Do this
Select from the records below every line that has the word "options" in it.

+++

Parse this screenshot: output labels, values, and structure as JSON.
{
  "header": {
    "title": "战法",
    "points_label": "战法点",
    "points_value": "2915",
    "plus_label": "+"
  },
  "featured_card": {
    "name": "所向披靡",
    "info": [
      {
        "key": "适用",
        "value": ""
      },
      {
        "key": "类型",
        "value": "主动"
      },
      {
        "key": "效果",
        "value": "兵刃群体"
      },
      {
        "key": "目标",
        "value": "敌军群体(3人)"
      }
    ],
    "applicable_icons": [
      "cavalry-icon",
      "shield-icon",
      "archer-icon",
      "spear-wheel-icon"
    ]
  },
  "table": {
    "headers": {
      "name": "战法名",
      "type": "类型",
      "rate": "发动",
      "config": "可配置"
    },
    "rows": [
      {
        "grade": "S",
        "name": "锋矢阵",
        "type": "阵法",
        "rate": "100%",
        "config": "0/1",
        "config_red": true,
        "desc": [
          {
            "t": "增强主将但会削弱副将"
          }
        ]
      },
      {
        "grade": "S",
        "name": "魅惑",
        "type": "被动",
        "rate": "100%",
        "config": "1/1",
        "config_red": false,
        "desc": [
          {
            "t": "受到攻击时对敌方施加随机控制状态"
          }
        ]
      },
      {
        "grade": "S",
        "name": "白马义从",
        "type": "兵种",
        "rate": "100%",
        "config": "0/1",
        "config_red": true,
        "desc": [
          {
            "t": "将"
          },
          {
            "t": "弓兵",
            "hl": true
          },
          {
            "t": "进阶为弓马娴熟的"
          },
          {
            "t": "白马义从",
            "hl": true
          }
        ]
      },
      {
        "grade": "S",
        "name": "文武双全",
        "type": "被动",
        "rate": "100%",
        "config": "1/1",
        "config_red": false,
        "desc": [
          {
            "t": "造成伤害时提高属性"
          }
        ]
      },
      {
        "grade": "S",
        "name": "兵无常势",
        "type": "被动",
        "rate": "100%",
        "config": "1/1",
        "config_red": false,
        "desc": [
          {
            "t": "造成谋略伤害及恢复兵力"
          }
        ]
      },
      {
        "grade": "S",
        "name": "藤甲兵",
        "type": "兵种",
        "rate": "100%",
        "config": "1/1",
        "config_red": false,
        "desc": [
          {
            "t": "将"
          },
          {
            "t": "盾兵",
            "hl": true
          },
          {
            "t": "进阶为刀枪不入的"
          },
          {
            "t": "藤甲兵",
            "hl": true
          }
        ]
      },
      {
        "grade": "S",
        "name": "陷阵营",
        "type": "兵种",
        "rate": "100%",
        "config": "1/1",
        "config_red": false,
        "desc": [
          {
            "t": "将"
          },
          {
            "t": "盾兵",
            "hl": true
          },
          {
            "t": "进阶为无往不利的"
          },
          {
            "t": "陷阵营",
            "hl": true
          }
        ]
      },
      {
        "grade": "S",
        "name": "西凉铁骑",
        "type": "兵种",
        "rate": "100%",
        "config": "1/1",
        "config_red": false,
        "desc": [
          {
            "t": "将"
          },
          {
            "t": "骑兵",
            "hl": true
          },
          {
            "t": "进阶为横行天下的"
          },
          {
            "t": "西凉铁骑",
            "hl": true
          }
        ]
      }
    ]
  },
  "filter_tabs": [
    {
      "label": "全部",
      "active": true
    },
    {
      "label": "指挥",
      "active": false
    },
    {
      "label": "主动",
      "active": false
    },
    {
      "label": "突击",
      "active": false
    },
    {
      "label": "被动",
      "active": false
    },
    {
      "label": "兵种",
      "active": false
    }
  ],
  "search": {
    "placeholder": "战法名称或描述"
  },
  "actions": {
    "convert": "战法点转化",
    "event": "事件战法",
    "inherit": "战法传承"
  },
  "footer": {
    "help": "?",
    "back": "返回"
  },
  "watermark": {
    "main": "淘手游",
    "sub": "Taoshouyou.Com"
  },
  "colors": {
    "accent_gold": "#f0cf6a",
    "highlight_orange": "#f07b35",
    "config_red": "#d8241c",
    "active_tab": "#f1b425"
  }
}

+++

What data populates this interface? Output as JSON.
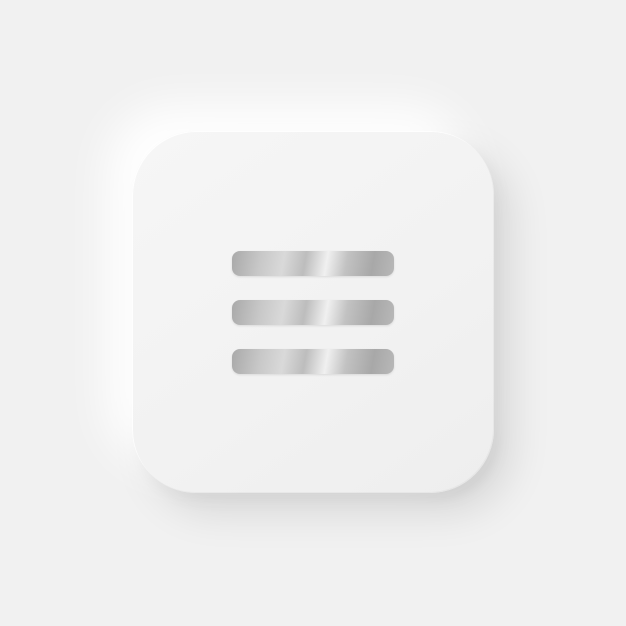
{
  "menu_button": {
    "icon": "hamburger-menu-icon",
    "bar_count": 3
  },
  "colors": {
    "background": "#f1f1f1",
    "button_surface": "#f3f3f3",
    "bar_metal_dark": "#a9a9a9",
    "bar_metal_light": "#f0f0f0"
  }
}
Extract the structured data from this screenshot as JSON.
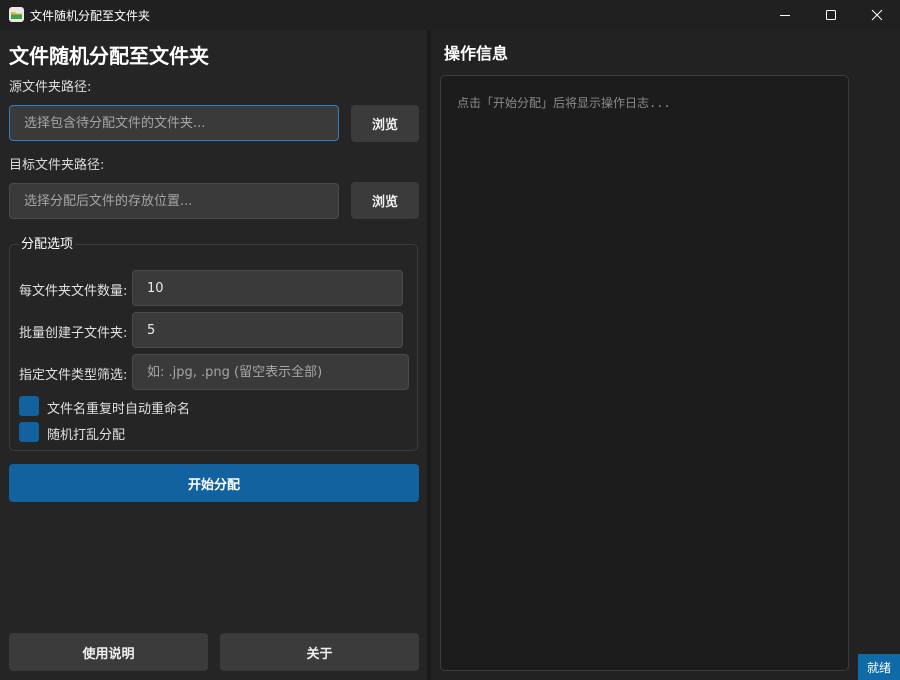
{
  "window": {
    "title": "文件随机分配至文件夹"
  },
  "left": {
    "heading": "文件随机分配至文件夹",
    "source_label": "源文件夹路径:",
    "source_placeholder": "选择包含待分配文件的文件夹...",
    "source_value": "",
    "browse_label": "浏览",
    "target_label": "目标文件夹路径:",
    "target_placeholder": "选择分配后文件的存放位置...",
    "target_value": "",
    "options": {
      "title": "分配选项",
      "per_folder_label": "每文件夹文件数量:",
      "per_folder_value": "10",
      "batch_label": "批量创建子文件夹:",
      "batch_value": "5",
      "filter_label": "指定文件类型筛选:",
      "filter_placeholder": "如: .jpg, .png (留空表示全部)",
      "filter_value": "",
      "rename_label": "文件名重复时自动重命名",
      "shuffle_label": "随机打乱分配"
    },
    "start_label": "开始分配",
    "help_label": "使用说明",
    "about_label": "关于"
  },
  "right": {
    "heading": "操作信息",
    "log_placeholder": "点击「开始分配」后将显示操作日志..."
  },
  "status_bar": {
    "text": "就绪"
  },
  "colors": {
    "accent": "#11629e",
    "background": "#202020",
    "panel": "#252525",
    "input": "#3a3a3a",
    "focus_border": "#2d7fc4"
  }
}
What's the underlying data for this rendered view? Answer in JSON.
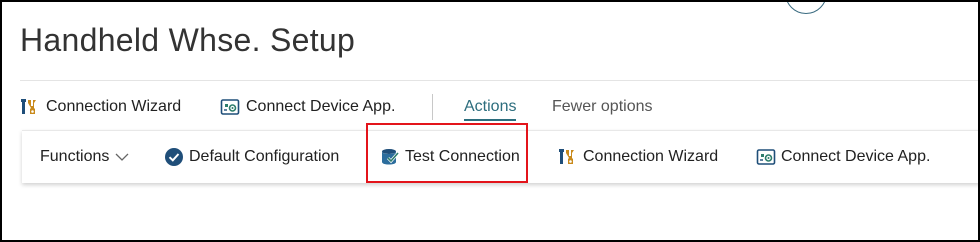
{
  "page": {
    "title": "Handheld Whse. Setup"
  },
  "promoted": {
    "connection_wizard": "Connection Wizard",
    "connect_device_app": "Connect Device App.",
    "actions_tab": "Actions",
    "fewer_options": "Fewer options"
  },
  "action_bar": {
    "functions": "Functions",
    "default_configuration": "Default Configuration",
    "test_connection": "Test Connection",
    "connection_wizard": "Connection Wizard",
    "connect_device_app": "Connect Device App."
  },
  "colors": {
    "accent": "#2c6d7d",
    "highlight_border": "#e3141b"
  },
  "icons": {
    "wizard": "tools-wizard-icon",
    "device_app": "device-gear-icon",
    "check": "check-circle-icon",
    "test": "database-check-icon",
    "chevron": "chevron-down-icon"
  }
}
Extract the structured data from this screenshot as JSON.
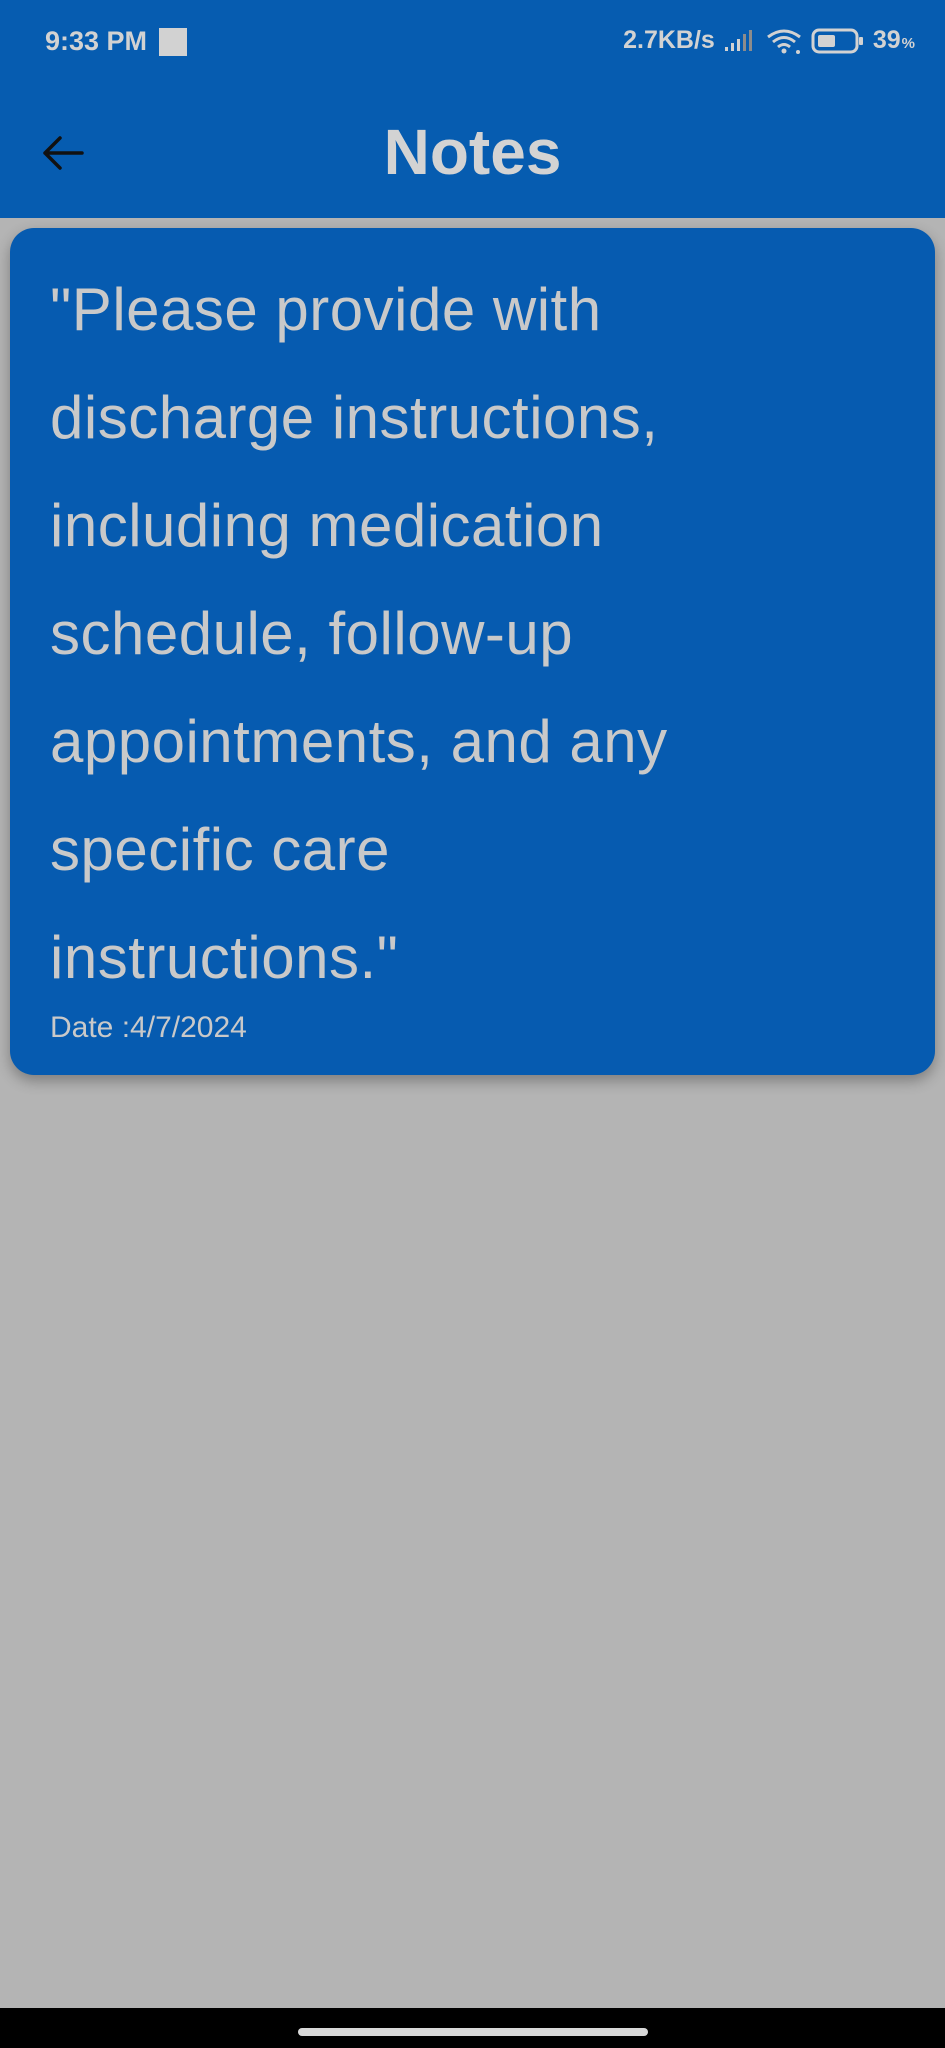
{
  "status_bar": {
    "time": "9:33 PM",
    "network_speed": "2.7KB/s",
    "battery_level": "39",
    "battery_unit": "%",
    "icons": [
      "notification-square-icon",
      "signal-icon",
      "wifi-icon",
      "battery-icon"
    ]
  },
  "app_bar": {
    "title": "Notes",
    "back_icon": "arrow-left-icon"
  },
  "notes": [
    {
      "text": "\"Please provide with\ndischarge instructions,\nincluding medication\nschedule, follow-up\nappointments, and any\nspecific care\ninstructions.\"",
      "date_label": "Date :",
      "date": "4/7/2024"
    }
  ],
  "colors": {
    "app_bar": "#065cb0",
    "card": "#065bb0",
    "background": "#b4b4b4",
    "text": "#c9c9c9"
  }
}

+++

Expected answer
    "options": {
    "fewer_options": "Fewer options"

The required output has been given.